**Provided entries**

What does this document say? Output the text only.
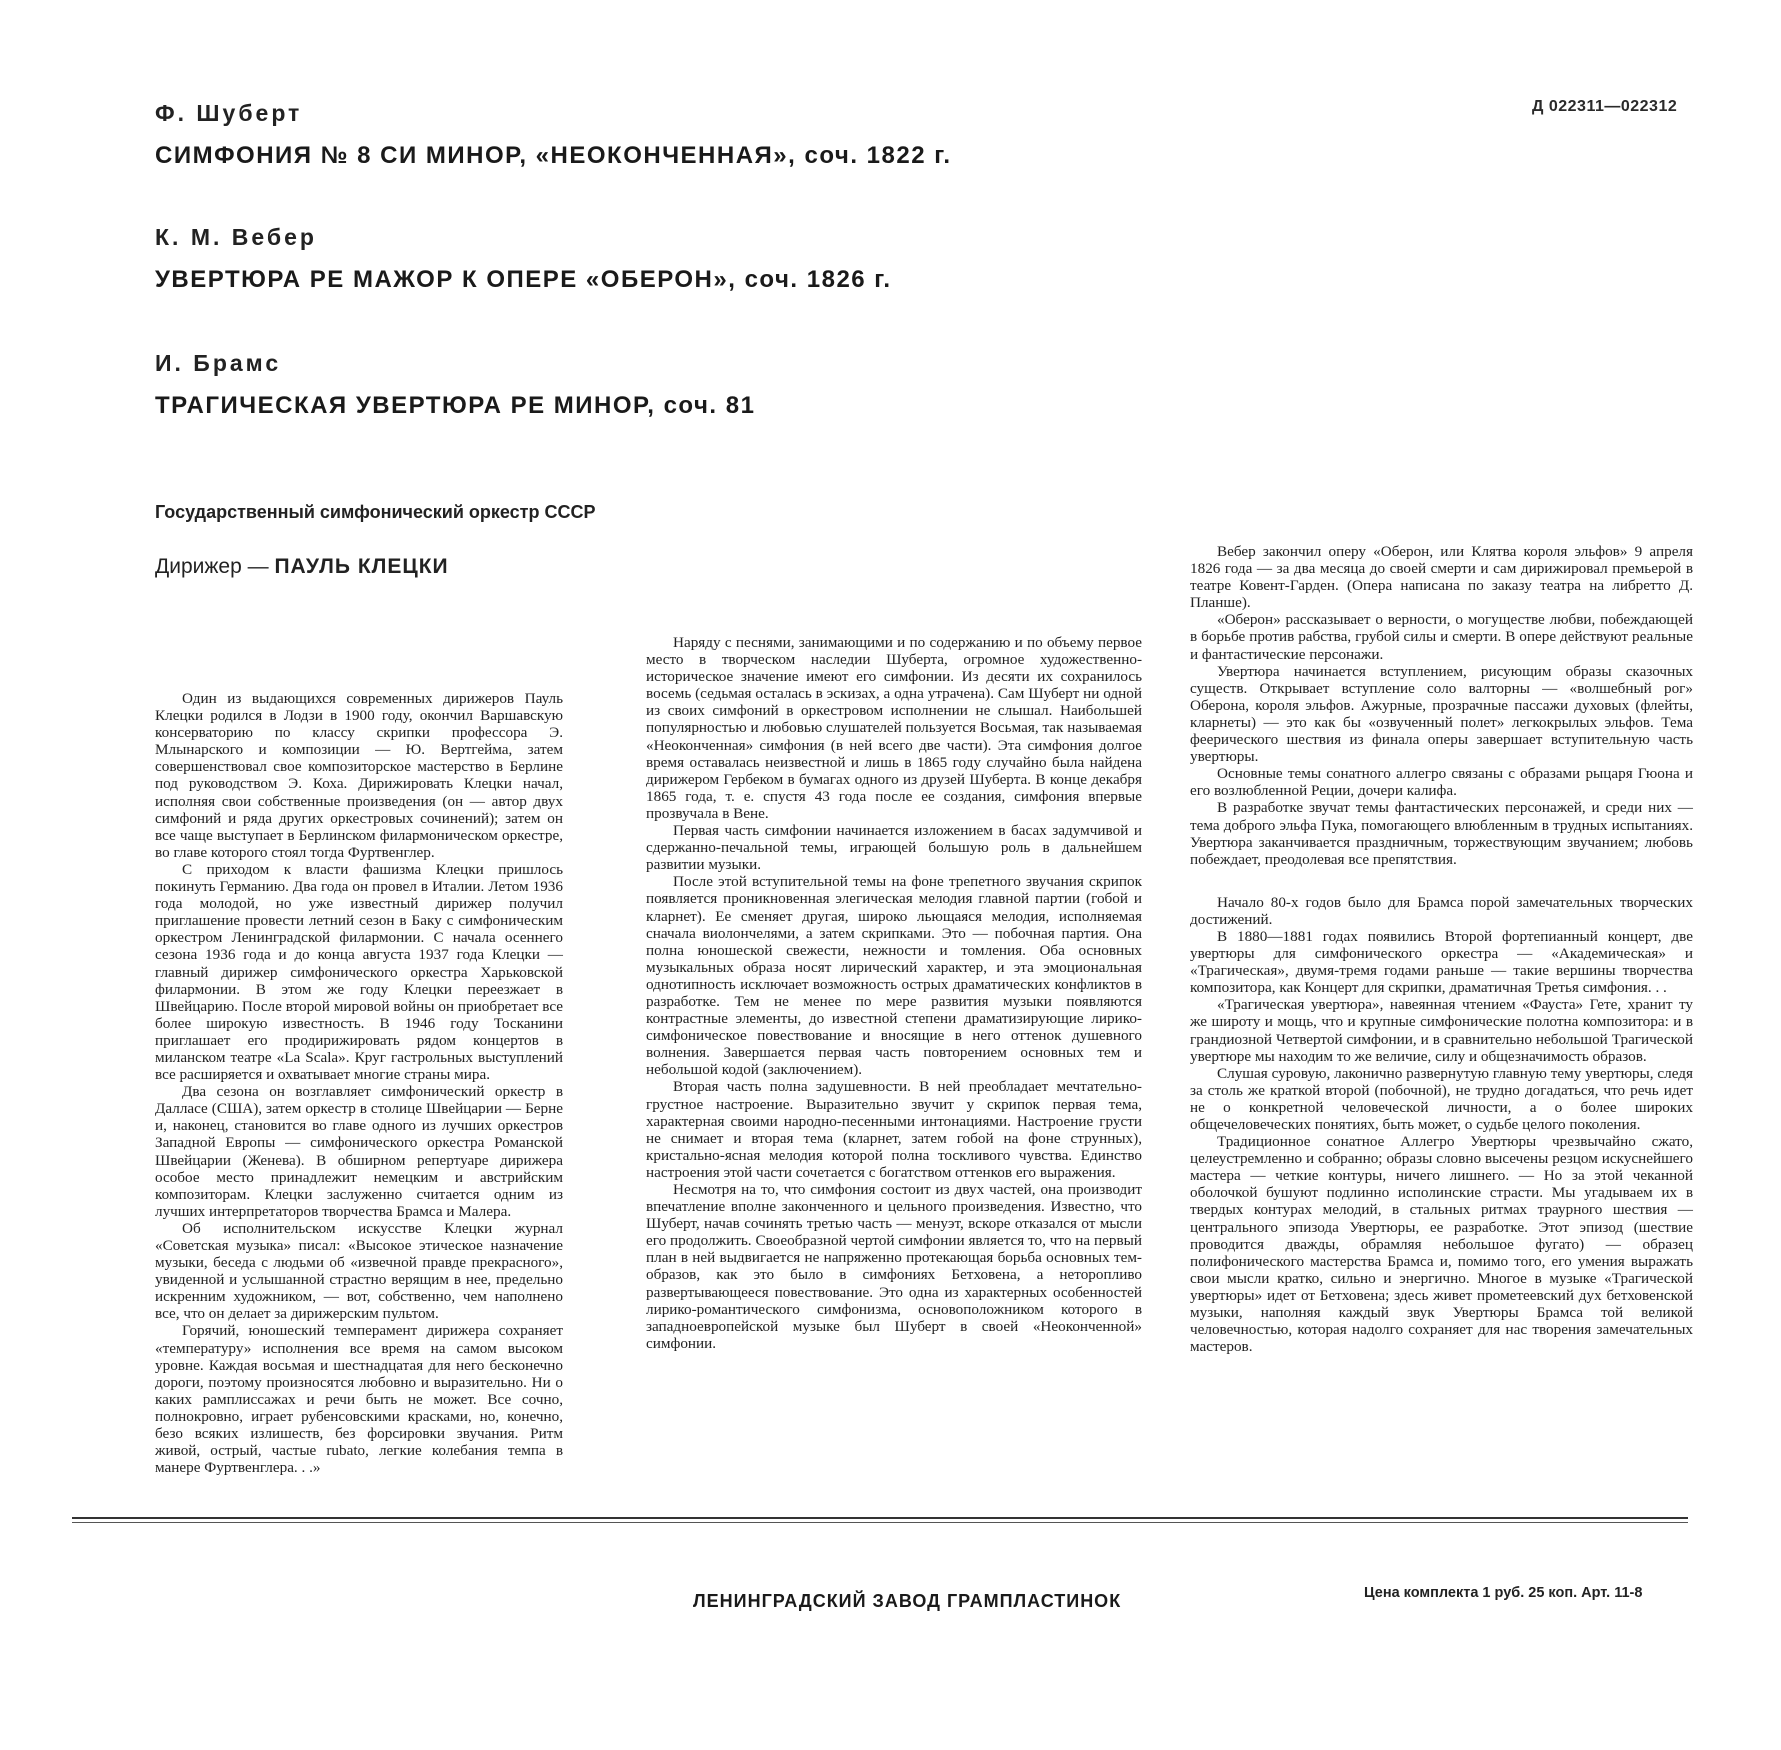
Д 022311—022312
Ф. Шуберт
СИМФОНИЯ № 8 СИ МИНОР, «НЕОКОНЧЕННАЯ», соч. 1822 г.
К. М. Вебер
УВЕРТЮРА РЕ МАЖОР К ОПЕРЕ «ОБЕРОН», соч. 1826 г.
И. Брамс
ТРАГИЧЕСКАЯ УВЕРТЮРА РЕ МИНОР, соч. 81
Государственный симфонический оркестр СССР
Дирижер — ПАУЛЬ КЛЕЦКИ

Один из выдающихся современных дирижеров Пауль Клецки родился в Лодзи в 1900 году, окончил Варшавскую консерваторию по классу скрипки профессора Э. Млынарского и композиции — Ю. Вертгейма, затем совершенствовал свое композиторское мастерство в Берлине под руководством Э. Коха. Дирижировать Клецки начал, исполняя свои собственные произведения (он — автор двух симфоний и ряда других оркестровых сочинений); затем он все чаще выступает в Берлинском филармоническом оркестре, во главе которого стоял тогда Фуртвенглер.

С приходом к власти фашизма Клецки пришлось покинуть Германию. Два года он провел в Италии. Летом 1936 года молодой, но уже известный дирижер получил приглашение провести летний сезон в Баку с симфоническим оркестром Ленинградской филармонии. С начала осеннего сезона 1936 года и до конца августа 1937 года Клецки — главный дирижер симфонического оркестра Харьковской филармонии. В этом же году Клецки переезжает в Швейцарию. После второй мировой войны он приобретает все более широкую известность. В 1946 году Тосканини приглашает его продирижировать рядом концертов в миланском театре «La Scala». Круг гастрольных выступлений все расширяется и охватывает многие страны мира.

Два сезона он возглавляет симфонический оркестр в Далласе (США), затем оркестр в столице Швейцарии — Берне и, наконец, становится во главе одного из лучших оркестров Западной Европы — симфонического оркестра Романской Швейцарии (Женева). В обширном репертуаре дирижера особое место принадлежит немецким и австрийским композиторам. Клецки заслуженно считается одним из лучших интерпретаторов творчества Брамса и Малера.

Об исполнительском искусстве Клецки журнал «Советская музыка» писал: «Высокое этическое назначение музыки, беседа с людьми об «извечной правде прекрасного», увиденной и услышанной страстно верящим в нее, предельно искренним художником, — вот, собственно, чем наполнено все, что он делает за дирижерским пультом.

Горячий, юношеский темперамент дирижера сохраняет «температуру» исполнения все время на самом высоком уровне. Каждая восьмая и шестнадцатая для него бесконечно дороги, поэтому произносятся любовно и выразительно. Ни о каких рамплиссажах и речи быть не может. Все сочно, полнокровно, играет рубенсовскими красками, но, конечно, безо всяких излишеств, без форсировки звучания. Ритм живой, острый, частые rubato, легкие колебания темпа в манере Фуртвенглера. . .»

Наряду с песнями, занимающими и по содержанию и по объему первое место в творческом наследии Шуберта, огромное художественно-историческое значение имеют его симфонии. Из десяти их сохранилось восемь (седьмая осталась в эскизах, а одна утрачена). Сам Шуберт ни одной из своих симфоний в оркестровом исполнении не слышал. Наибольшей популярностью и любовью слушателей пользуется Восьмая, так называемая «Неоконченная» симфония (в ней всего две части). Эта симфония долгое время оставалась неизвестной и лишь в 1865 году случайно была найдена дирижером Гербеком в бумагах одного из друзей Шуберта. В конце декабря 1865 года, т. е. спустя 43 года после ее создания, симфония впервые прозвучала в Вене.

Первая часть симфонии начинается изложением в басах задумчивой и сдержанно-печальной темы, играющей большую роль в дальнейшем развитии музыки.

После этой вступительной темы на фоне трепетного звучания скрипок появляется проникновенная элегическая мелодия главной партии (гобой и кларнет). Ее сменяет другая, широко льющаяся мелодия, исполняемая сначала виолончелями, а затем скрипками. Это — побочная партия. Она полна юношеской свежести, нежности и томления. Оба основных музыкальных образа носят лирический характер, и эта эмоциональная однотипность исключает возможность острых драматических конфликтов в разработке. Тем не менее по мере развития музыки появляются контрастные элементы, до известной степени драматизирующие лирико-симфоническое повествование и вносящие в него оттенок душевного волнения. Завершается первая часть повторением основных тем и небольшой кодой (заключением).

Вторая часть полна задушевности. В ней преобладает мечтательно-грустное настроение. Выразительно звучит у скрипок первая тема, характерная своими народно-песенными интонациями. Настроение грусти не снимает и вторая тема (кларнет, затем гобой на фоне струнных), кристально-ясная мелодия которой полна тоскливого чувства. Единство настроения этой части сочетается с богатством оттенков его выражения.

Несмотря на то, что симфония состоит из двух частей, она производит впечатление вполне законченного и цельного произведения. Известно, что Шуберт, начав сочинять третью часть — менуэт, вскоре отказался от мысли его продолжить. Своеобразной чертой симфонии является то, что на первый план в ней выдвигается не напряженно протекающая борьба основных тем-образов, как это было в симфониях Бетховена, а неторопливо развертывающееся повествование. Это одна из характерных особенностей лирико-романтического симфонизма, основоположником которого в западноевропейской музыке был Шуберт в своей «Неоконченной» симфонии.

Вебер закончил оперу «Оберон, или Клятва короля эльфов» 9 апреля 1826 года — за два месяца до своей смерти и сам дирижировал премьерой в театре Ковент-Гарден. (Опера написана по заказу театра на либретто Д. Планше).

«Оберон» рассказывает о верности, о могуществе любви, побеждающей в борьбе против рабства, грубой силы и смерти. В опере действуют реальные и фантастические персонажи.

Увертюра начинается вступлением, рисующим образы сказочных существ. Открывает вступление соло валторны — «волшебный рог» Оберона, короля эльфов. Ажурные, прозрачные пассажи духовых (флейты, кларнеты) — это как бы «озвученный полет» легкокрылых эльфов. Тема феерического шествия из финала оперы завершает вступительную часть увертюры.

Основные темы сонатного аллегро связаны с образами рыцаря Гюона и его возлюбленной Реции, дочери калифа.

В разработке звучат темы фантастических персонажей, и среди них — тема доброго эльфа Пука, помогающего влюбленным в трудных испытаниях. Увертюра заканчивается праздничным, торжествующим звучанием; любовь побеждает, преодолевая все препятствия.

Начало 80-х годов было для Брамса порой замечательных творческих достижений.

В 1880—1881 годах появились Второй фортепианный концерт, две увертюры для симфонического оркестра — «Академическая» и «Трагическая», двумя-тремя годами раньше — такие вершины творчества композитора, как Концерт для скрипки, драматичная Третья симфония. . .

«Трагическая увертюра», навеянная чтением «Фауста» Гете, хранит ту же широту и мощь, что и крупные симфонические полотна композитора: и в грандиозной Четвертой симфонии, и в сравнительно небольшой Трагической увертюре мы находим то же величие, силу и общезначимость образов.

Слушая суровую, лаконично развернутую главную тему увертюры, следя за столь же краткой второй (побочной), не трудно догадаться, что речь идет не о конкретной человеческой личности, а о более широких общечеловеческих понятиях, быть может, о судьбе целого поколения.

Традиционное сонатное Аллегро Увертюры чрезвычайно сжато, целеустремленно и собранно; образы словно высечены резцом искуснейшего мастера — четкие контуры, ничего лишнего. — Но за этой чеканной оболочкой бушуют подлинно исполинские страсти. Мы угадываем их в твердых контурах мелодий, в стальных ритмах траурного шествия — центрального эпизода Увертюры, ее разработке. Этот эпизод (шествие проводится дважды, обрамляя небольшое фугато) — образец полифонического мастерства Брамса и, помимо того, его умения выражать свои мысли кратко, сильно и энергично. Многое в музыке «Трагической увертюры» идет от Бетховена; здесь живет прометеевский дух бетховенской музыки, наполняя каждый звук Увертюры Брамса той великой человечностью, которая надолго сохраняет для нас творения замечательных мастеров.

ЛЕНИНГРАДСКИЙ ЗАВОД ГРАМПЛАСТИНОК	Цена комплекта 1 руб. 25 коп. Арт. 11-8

--

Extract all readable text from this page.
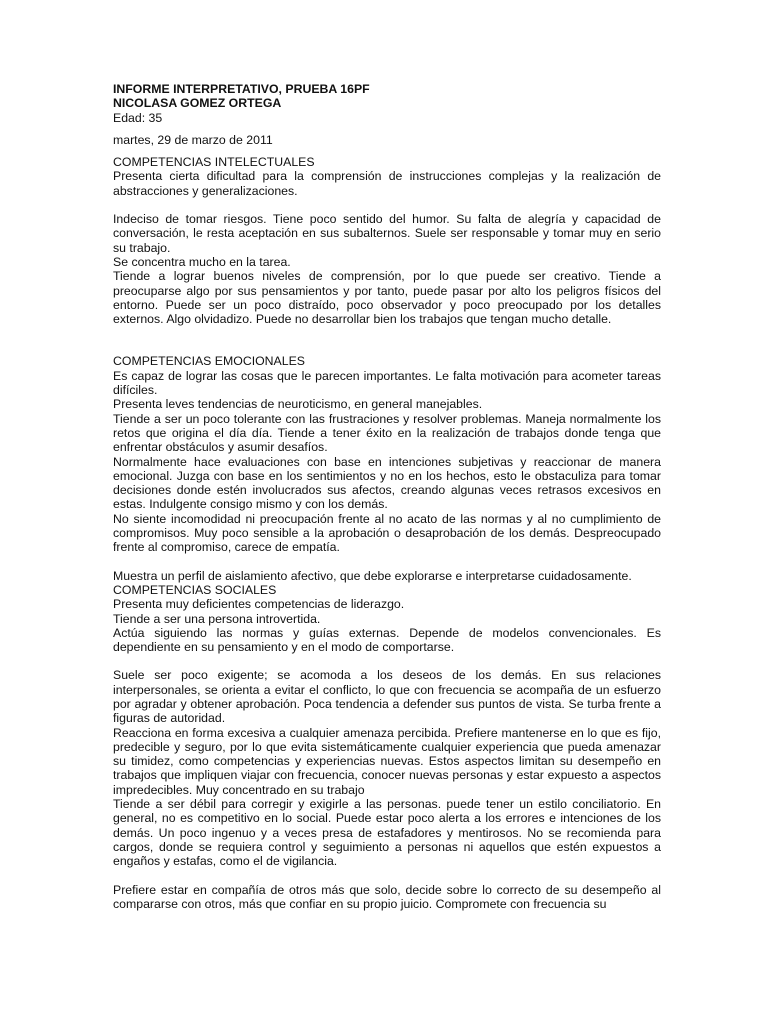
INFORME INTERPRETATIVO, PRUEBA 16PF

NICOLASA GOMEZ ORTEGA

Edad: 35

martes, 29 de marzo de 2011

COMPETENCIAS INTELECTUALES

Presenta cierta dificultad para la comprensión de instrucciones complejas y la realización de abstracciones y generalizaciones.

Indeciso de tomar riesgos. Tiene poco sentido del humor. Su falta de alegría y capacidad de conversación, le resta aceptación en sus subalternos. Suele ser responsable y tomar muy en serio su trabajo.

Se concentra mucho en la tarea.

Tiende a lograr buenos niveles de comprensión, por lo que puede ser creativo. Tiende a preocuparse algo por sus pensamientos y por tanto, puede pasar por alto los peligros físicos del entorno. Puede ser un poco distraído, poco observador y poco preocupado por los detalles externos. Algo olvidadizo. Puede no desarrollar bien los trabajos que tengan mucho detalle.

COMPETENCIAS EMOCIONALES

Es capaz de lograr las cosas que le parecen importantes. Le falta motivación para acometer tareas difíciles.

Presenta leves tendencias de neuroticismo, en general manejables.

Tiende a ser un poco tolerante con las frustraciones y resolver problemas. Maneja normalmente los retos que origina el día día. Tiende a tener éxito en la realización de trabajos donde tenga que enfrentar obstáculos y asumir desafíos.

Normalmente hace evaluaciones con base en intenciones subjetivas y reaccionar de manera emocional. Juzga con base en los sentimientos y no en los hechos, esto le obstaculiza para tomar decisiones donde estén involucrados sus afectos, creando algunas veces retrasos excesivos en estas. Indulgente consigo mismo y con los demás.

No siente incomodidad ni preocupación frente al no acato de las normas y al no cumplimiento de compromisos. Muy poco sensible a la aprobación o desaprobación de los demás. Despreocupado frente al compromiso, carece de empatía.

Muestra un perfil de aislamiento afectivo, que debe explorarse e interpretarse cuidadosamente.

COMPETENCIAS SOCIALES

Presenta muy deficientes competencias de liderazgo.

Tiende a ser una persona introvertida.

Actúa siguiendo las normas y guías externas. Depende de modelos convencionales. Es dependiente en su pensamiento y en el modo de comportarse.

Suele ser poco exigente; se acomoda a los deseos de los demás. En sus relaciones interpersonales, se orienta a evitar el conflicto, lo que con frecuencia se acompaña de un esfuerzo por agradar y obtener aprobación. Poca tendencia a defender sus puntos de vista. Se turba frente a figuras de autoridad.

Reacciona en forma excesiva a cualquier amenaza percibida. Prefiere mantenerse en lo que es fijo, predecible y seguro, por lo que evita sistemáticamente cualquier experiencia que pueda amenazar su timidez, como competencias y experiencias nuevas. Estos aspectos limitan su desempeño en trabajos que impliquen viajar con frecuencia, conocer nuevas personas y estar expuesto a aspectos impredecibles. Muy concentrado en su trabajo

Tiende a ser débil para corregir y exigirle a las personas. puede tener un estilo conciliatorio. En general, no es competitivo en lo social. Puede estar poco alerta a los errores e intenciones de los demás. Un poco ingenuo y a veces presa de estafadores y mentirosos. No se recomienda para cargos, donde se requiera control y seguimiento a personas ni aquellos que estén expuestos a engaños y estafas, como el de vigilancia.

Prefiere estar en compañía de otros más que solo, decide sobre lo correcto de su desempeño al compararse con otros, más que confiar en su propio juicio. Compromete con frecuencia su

**Problem requirements**
Return each line of the data that contains the string "Вебер".

**Solution to this problem**
К. М. Вебер
Вебер закончил оперу «Оберон, или Клятва короля эльфов» 9 апреля 1826 года — за два месяца до своей смерти и сам дирижировал премьерой в театре Ковент-Гарден. (Опера написана по заказу театра на либретто Д. Планше).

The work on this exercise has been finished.